**WORK INSTRUCTIONS**.
(1) In the text on the local and allocentric mapping modules, what triggers the addition of a new node to the graph?
(2) Pick up the text on the local and allocentric mapping modules after its last sentence and continue it.

**TEXT SHOWN**.
'''

The local mapping module is the central component of the system. It aggregates consecutive 3D scans in a local multiresolution grid map by aligning them with our efficient surfel-based registration method.

Standard ROS point cloud messages are expected as input to the module and are be published as output for the dense representation of aggregated scans. Furthermore, the map is published in a custom ROS message to the allocentric mapping module. To provide local planners with information about occupied, free, and unknown areas, the grid structure is published as well. Finally, the estimated motion between consecutive 3D scans, i.e., the recovered transformation from the registration method, is published in a ROS transform to correct odometry drift relative to the local map.

During mission, operators need the ability to reconfigure the module. Thus, service calls and parameters are provided to reset the map, change occupancy mapping parameters, or delete specific points. The resolution, size of the map, number of levels, and the length of the circular buffers storing the measurements can be parametrized to the specific application.

The local mapping module aggregates measurements in a local, robot-centric frame, i.e., measurements vanish when being farther away from the robot than the size of the local map. This results in a constant upper-bound for memory consumption, independent of the size and the structure of the environment. When developing continuously running robotics applications, this is an important property.

4.3 Allocentric Mapping

The local mapping module can be used in combination with the allocentric mapping module to map larger environments and track the robot pose in an allocentric frame. The module stores copies of local maps in a graph structure as nodes, connected by edges. After every scan update of the local mapping module, the current local map is registered to the graph by aligning it to a reference node. The reference node is a pointer to the last tracked local map and is updated if other nodes are closer to the current pose or a new node is added. A new node and the corresponding edge to the reference node is added to the graph if the robot moved sufficiently far. Edges are also added between close-by nodes that are not in temporal sequence. After adding an edge, graph optimization is triggered.

'''

**RECORDS**.
'''

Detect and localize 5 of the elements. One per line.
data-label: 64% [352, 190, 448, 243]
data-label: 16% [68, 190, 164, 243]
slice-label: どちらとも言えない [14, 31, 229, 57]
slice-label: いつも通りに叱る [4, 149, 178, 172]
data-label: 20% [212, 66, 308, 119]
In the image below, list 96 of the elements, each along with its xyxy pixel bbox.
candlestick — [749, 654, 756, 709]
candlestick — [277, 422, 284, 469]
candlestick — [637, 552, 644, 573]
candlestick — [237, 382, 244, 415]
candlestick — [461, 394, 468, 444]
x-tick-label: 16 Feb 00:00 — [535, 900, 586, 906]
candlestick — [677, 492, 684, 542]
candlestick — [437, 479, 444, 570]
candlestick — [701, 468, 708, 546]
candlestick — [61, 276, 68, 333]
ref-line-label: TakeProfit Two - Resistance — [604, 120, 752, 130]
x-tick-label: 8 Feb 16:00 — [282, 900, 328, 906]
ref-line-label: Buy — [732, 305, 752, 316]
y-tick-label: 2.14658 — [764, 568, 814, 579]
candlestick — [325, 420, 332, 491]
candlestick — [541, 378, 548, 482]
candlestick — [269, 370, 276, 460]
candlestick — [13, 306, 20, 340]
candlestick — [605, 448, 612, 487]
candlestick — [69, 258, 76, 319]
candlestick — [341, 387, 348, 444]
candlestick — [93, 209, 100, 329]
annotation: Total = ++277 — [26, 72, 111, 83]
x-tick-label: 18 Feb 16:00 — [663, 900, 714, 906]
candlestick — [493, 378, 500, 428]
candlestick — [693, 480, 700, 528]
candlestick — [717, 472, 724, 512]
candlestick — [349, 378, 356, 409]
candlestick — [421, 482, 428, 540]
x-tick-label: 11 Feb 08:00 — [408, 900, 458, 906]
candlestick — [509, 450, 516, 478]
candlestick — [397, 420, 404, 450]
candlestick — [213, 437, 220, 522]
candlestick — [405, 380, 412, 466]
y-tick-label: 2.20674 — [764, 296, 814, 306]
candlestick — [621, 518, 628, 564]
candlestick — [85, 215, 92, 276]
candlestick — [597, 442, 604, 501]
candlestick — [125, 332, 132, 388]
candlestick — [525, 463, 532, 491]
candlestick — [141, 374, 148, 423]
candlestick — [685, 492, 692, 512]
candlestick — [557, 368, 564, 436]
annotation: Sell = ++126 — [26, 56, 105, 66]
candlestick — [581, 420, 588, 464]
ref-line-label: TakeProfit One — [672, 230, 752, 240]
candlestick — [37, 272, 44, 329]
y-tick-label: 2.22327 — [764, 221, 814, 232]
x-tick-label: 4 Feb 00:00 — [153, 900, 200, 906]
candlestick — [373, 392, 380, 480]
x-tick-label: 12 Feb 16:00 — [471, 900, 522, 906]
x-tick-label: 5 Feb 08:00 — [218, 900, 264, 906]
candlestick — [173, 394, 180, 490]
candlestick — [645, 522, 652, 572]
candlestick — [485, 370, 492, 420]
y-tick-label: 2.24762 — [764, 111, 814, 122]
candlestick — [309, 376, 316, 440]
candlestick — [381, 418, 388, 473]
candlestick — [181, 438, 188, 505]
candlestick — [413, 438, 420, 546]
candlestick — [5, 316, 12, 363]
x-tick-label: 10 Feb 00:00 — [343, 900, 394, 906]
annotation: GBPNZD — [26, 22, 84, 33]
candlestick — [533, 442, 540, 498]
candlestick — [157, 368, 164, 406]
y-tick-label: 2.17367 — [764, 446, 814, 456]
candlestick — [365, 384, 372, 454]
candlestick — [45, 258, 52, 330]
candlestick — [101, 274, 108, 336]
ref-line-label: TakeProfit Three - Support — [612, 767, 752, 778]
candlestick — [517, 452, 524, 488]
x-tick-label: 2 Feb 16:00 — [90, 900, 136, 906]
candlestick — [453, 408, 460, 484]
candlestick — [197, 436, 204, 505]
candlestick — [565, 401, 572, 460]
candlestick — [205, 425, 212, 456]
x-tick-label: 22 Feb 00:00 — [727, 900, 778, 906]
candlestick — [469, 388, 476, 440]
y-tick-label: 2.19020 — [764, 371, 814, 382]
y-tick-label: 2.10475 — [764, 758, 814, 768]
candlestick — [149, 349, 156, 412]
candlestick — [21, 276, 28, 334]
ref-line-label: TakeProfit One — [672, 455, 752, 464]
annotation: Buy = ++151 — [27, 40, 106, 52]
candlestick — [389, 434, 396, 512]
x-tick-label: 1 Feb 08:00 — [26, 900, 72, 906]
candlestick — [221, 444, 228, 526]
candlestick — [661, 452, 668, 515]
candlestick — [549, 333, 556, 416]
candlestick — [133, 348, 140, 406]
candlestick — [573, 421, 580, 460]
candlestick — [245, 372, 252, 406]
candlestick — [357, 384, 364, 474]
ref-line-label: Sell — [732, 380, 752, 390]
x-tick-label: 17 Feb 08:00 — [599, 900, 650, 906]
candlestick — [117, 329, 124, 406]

'''

**RESULTS**.
(1) A new node is added when the robot has moved sufficiently far.

(2)
To visualize the allocentric map over a limited network connection, we implemented a visualization nodelet that is able to run off-board on a different computer. Data transmission between the allocentric mapping nodelet and the visualizer is compressed and incremental—only transmitting newly added nodes. When no node was added, optimized edges and the current tracked pose are transmitted, allowing to update the off-board graph structure.

Similar to the local mapping module, this module also provides the ability to reconfigure. Graph structures can be reset and parameters controlling when new nodes are added can be set.

5 Evaluation

Our system has been evaluated on different MAV platforms, e.g., for autonomous outdoor navigation and mapping as shown in Fig. 1. Furthermore, it has been deployed on our mobile manipulation robot Momaro during the DLR SpaceBot Camp 2015 and the DARPA Robotics Challenge as shown in Fig. 3. In our previous work [16] we evaluated the runtime and registration accuracy of the local mapping and registration system. The evaluation shows that our method is considerably more accurate and efficient than state-of-art methods.

Fig. 3.
figure 3

Results of our mapping system on our mobile manipulation robot Momaro. The data has been acquired during the DRC. Sparse laser scans (a) are aggregated in a local multiresolution grid map (b + c) by registering surfels (d). The resulting allocentric map (e) shows graph structure, consisting of nodes (gray discs) and edges (black lines).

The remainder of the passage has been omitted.